- Given task:
Can you transcribe the data exactly? Leave the pictures out.

- Information provided:

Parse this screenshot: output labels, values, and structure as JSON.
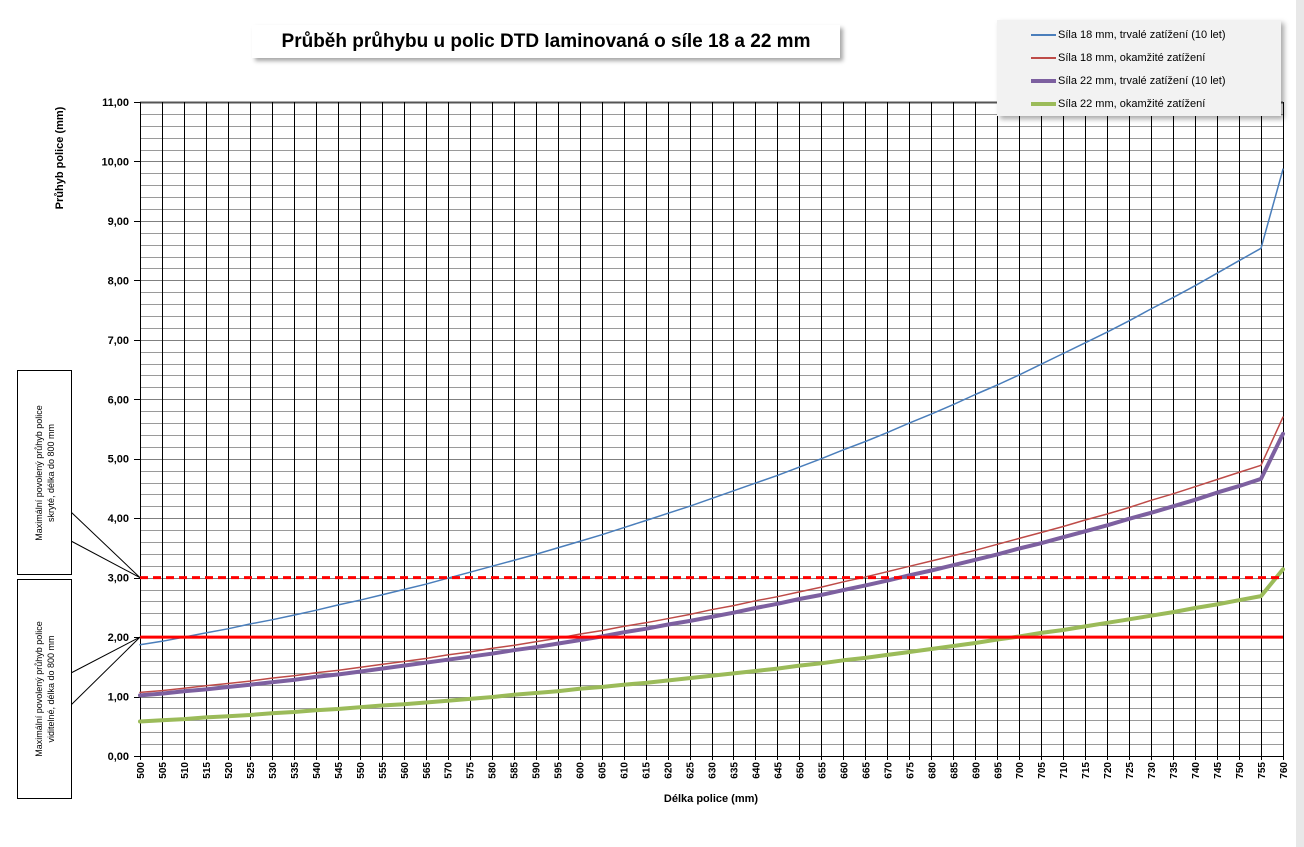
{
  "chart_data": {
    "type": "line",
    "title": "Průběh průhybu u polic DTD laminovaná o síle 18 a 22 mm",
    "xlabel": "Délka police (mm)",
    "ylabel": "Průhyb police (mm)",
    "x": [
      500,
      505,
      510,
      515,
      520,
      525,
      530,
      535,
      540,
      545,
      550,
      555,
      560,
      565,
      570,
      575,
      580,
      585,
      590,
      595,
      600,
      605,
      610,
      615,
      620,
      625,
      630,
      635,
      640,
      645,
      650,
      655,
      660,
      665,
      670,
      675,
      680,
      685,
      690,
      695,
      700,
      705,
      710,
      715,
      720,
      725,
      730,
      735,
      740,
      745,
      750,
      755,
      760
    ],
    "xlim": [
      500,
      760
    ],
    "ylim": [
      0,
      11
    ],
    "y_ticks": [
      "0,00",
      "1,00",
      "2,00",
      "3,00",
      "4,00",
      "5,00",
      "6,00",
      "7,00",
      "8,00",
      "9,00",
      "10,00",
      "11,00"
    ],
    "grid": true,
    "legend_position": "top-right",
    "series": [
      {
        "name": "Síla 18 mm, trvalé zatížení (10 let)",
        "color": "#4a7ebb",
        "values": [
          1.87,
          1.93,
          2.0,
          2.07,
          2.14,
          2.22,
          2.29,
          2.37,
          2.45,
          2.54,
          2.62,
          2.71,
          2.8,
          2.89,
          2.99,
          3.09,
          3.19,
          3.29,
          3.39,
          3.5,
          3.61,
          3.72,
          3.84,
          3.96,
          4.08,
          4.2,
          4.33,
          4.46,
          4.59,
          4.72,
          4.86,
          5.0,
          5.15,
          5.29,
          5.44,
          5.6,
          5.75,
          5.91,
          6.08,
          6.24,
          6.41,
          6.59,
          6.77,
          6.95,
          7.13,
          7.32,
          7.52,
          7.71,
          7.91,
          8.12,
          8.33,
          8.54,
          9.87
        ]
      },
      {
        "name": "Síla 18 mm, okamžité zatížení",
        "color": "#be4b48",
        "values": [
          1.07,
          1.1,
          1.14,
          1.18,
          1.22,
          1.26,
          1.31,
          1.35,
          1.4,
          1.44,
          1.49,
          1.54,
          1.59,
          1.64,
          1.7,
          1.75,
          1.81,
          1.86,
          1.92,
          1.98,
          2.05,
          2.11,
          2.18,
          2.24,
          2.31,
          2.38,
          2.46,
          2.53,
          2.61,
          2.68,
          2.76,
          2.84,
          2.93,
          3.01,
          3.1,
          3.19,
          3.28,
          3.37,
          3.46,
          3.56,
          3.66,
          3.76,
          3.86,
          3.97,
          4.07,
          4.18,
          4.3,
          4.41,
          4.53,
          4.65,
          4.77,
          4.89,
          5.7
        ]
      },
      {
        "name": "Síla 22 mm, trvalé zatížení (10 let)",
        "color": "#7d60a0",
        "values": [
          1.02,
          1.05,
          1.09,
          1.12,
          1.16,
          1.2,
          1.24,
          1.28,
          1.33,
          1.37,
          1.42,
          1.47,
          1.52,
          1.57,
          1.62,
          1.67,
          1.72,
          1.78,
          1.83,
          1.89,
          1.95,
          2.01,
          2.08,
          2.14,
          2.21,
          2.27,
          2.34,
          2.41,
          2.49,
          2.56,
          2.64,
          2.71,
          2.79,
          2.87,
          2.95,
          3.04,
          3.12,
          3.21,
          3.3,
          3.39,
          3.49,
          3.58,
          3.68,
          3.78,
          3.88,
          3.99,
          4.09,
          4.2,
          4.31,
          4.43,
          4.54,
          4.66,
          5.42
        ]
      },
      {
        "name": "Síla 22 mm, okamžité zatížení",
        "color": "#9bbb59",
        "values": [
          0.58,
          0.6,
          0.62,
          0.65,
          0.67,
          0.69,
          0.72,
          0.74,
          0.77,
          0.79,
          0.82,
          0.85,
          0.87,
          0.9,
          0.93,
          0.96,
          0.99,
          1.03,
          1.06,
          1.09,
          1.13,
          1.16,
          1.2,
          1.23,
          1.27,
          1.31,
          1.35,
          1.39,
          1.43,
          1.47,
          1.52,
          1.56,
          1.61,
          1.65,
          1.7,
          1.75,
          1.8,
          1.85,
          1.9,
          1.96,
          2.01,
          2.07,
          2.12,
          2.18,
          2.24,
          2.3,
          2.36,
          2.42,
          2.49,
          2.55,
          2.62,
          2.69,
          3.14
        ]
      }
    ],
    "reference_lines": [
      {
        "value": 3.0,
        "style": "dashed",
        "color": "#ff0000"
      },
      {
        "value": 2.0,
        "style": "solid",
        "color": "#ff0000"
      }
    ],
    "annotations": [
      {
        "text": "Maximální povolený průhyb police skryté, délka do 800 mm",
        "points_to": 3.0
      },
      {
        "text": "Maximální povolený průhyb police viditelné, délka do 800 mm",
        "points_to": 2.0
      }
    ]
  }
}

- Solved problem:
Parse this screenshot: output labels, values, and structure as JSON.
{
  "chart_data": {
    "type": "line",
    "title": "Průběh průhybu u polic DTD laminovaná o síle 18 a 22 mm",
    "xlabel": "Délka police (mm)",
    "ylabel": "Průhyb police (mm)",
    "x": [
      500,
      505,
      510,
      515,
      520,
      525,
      530,
      535,
      540,
      545,
      550,
      555,
      560,
      565,
      570,
      575,
      580,
      585,
      590,
      595,
      600,
      605,
      610,
      615,
      620,
      625,
      630,
      635,
      640,
      645,
      650,
      655,
      660,
      665,
      670,
      675,
      680,
      685,
      690,
      695,
      700,
      705,
      710,
      715,
      720,
      725,
      730,
      735,
      740,
      745,
      750,
      755,
      760
    ],
    "xlim": [
      500,
      760
    ],
    "ylim": [
      0,
      11
    ],
    "y_ticks": [
      "0,00",
      "1,00",
      "2,00",
      "3,00",
      "4,00",
      "5,00",
      "6,00",
      "7,00",
      "8,00",
      "9,00",
      "10,00",
      "11,00"
    ],
    "grid": true,
    "legend_position": "top-right",
    "series": [
      {
        "name": "Síla 18 mm, trvalé zatížení (10 let)",
        "color": "#4a7ebb",
        "values": [
          1.87,
          1.93,
          2.0,
          2.07,
          2.14,
          2.22,
          2.29,
          2.37,
          2.45,
          2.54,
          2.62,
          2.71,
          2.8,
          2.89,
          2.99,
          3.09,
          3.19,
          3.29,
          3.39,
          3.5,
          3.61,
          3.72,
          3.84,
          3.96,
          4.08,
          4.2,
          4.33,
          4.46,
          4.59,
          4.72,
          4.86,
          5.0,
          5.15,
          5.29,
          5.44,
          5.6,
          5.75,
          5.91,
          6.08,
          6.24,
          6.41,
          6.59,
          6.77,
          6.95,
          7.13,
          7.32,
          7.52,
          7.71,
          7.91,
          8.12,
          8.33,
          8.54,
          9.87
        ]
      },
      {
        "name": "Síla 18 mm, okamžité zatížení",
        "color": "#be4b48",
        "values": [
          1.07,
          1.1,
          1.14,
          1.18,
          1.22,
          1.26,
          1.31,
          1.35,
          1.4,
          1.44,
          1.49,
          1.54,
          1.59,
          1.64,
          1.7,
          1.75,
          1.81,
          1.86,
          1.92,
          1.98,
          2.05,
          2.11,
          2.18,
          2.24,
          2.31,
          2.38,
          2.46,
          2.53,
          2.61,
          2.68,
          2.76,
          2.84,
          2.93,
          3.01,
          3.1,
          3.19,
          3.28,
          3.37,
          3.46,
          3.56,
          3.66,
          3.76,
          3.86,
          3.97,
          4.07,
          4.18,
          4.3,
          4.41,
          4.53,
          4.65,
          4.77,
          4.89,
          5.7
        ]
      },
      {
        "name": "Síla 22 mm, trvalé zatížení (10 let)",
        "color": "#7d60a0",
        "values": [
          1.02,
          1.05,
          1.09,
          1.12,
          1.16,
          1.2,
          1.24,
          1.28,
          1.33,
          1.37,
          1.42,
          1.47,
          1.52,
          1.57,
          1.62,
          1.67,
          1.72,
          1.78,
          1.83,
          1.89,
          1.95,
          2.01,
          2.08,
          2.14,
          2.21,
          2.27,
          2.34,
          2.41,
          2.49,
          2.56,
          2.64,
          2.71,
          2.79,
          2.87,
          2.95,
          3.04,
          3.12,
          3.21,
          3.3,
          3.39,
          3.49,
          3.58,
          3.68,
          3.78,
          3.88,
          3.99,
          4.09,
          4.2,
          4.31,
          4.43,
          4.54,
          4.66,
          5.42
        ]
      },
      {
        "name": "Síla 22 mm, okamžité zatížení",
        "color": "#9bbb59",
        "values": [
          0.58,
          0.6,
          0.62,
          0.65,
          0.67,
          0.69,
          0.72,
          0.74,
          0.77,
          0.79,
          0.82,
          0.85,
          0.87,
          0.9,
          0.93,
          0.96,
          0.99,
          1.03,
          1.06,
          1.09,
          1.13,
          1.16,
          1.2,
          1.23,
          1.27,
          1.31,
          1.35,
          1.39,
          1.43,
          1.47,
          1.52,
          1.56,
          1.61,
          1.65,
          1.7,
          1.75,
          1.8,
          1.85,
          1.9,
          1.96,
          2.01,
          2.07,
          2.12,
          2.18,
          2.24,
          2.3,
          2.36,
          2.42,
          2.49,
          2.55,
          2.62,
          2.69,
          3.14
        ]
      }
    ],
    "reference_lines": [
      {
        "value": 3.0,
        "style": "dashed",
        "color": "#ff0000"
      },
      {
        "value": 2.0,
        "style": "solid",
        "color": "#ff0000"
      }
    ],
    "annotations": [
      {
        "text": "Maximální povolený průhyb police skryté, délka do 800 mm",
        "points_to": 3.0
      },
      {
        "text": "Maximální povolený průhyb police viditelné, délka do 800 mm",
        "points_to": 2.0
      }
    ]
  }
}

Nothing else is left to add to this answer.